_Task objective_
Sift the listing for lines that hold the string "大学物理" and pull them out.

_Materials provided_

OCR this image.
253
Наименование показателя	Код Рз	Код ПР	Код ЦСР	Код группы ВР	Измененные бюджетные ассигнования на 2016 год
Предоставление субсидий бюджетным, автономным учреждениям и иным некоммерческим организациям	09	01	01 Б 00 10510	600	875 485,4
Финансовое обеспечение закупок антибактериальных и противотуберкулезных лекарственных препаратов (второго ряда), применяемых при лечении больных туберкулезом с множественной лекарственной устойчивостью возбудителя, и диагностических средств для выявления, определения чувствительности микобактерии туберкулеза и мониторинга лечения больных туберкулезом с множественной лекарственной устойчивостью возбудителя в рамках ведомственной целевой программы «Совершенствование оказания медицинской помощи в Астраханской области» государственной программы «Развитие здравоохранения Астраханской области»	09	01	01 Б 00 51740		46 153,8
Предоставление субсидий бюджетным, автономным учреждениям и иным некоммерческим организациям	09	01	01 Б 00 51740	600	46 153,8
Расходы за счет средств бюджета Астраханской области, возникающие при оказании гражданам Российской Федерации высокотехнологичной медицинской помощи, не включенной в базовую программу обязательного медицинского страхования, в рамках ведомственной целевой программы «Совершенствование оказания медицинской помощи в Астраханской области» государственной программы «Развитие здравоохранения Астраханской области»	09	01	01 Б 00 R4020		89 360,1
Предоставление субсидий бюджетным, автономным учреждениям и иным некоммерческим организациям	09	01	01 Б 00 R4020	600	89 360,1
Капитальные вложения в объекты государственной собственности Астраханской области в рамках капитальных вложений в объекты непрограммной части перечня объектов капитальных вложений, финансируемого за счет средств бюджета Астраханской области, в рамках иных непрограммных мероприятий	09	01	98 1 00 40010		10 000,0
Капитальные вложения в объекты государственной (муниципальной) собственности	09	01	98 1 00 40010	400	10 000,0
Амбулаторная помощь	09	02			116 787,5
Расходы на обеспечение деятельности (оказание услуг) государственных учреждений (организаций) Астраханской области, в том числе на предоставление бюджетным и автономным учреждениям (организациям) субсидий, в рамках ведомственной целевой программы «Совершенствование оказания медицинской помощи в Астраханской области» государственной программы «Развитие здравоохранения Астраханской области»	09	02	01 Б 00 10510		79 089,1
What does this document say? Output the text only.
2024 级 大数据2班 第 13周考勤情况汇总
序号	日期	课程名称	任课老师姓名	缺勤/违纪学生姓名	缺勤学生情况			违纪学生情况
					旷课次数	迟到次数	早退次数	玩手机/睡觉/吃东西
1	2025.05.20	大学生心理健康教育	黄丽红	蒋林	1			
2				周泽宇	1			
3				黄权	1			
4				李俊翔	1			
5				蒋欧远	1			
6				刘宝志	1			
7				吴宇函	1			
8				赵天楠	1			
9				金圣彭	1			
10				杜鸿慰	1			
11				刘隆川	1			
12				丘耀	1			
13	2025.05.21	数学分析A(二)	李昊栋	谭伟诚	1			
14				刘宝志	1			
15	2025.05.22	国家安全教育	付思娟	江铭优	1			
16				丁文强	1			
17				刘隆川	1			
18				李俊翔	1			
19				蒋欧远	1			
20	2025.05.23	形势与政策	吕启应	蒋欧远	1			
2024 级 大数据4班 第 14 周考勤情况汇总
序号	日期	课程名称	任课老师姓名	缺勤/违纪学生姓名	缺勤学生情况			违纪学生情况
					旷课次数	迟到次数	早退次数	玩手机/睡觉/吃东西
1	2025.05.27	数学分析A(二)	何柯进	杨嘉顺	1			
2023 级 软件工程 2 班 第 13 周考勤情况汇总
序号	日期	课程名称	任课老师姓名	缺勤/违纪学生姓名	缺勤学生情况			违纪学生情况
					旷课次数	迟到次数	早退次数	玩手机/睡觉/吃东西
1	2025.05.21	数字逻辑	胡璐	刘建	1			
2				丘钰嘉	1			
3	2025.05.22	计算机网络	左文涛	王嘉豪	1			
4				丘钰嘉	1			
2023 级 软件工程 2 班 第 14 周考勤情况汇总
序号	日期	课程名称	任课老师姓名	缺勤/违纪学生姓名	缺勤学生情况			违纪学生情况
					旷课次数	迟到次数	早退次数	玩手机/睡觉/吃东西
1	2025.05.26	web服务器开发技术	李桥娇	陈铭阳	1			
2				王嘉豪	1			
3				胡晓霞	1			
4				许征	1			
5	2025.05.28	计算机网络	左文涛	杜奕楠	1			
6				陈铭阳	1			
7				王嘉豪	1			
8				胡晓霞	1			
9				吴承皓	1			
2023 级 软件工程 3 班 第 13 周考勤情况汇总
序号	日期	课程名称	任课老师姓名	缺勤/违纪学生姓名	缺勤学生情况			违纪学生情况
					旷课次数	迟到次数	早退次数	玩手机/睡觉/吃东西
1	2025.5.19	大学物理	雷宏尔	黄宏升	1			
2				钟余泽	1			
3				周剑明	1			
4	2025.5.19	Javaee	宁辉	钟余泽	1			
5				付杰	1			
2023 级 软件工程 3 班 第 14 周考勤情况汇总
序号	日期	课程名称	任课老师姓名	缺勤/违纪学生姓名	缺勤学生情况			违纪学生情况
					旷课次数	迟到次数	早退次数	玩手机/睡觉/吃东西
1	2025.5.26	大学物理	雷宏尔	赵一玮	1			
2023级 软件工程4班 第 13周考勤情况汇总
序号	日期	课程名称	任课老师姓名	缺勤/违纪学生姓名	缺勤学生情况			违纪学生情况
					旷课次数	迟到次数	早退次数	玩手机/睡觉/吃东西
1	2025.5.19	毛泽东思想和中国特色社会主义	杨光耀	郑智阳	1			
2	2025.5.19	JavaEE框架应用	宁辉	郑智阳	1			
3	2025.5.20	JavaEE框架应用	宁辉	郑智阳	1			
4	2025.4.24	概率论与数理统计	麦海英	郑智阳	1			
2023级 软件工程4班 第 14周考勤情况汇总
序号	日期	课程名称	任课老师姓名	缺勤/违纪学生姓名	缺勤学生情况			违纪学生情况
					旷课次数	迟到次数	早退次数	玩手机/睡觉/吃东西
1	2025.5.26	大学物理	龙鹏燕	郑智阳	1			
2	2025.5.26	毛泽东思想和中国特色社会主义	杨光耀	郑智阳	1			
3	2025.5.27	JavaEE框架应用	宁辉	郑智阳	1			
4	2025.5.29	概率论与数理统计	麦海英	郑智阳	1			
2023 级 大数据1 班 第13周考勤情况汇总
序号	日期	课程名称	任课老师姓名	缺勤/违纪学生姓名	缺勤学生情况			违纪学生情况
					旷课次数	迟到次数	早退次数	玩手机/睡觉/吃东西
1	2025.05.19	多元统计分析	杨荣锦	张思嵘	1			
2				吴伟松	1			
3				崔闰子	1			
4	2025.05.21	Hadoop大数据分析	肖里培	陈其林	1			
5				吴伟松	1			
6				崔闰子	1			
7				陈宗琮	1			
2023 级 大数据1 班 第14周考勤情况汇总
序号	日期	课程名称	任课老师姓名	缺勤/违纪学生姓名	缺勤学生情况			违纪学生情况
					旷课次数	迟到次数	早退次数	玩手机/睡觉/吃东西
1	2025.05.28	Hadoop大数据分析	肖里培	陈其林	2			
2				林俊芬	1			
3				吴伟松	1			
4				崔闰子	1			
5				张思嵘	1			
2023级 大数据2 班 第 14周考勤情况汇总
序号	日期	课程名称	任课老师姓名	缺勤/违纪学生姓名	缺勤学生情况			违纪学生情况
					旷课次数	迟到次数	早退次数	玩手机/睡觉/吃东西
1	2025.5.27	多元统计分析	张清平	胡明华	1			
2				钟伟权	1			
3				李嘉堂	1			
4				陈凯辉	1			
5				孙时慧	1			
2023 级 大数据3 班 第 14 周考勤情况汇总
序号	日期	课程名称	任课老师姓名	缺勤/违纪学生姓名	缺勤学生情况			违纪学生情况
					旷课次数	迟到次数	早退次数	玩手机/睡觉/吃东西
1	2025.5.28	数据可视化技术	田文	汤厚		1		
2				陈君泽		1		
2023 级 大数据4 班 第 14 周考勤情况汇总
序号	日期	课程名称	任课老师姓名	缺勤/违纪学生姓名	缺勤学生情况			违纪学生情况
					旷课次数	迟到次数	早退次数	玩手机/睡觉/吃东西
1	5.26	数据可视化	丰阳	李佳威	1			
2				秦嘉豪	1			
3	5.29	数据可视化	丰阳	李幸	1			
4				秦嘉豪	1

_Result_
1	2025.5.19	大学物理	雷宏尔	黄宏升	1			
1	2025.5.26	大学物理	雷宏尔	赵一玮	1			
1	2025.5.26	大学物理	龙鹏燕	郑智阳	1			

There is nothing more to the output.